++++ Listed records
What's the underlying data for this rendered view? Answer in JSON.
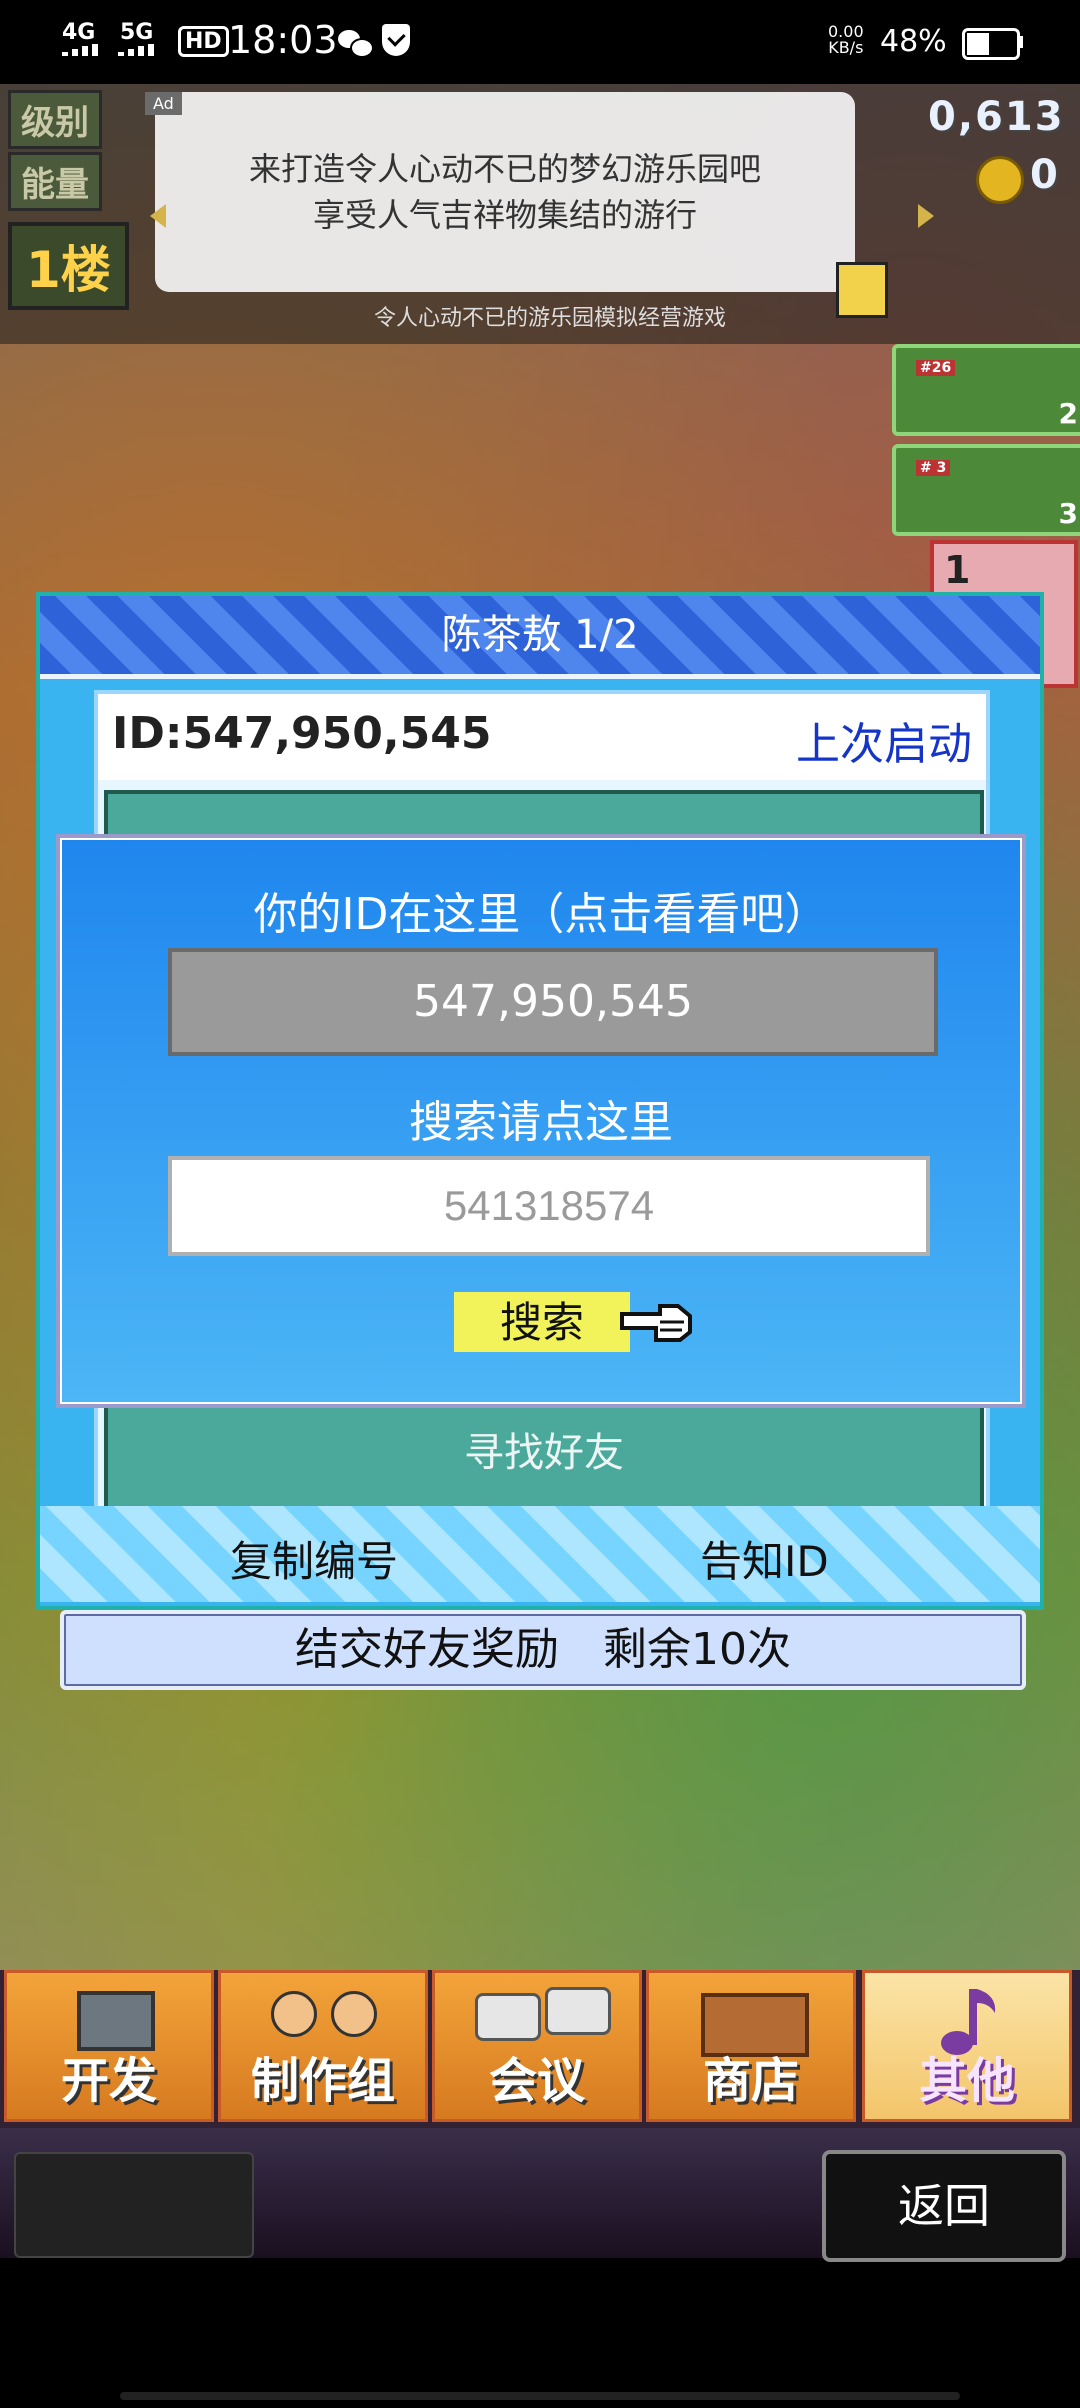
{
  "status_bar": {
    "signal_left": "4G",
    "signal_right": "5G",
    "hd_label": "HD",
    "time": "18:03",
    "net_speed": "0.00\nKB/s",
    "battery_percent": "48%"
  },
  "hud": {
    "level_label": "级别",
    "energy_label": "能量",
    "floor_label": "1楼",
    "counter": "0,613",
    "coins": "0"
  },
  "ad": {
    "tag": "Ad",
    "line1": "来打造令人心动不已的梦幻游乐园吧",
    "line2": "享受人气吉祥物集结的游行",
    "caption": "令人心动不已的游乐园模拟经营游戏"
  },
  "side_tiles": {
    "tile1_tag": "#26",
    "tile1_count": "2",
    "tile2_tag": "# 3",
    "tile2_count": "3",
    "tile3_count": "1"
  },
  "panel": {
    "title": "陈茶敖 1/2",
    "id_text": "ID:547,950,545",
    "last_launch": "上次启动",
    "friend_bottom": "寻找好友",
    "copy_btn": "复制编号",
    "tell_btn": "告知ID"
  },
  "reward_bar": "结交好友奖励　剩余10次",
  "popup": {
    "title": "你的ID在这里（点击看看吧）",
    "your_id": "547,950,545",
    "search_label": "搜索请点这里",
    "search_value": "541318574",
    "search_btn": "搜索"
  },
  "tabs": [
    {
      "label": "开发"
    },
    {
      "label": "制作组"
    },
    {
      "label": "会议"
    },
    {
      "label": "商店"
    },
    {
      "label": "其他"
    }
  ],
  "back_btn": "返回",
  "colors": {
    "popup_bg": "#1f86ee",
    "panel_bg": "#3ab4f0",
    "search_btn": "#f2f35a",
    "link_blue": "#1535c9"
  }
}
++++++++
Go through the listing above and write it out again exactly, dropping the pictures.

What's the underlying data for this rendered view? Answer in JSON.
{
  "status_bar": {
    "signal_left": "4G",
    "signal_right": "5G",
    "hd_label": "HD",
    "time": "18:03",
    "net_speed": "0.00\nKB/s",
    "battery_percent": "48%"
  },
  "hud": {
    "level_label": "级别",
    "energy_label": "能量",
    "floor_label": "1楼",
    "counter": "0,613",
    "coins": "0"
  },
  "ad": {
    "tag": "Ad",
    "line1": "来打造令人心动不已的梦幻游乐园吧",
    "line2": "享受人气吉祥物集结的游行",
    "caption": "令人心动不已的游乐园模拟经营游戏"
  },
  "side_tiles": {
    "tile1_tag": "#26",
    "tile1_count": "2",
    "tile2_tag": "# 3",
    "tile2_count": "3",
    "tile3_count": "1"
  },
  "panel": {
    "title": "陈茶敖 1/2",
    "id_text": "ID:547,950,545",
    "last_launch": "上次启动",
    "friend_bottom": "寻找好友",
    "copy_btn": "复制编号",
    "tell_btn": "告知ID"
  },
  "reward_bar": "结交好友奖励　剩余10次",
  "popup": {
    "title": "你的ID在这里（点击看看吧）",
    "your_id": "547,950,545",
    "search_label": "搜索请点这里",
    "search_value": "541318574",
    "search_btn": "搜索"
  },
  "tabs": [
    {
      "label": "开发"
    },
    {
      "label": "制作组"
    },
    {
      "label": "会议"
    },
    {
      "label": "商店"
    },
    {
      "label": "其他"
    }
  ],
  "back_btn": "返回",
  "colors": {
    "popup_bg": "#1f86ee",
    "panel_bg": "#3ab4f0",
    "search_btn": "#f2f35a",
    "link_blue": "#1535c9"
  }
}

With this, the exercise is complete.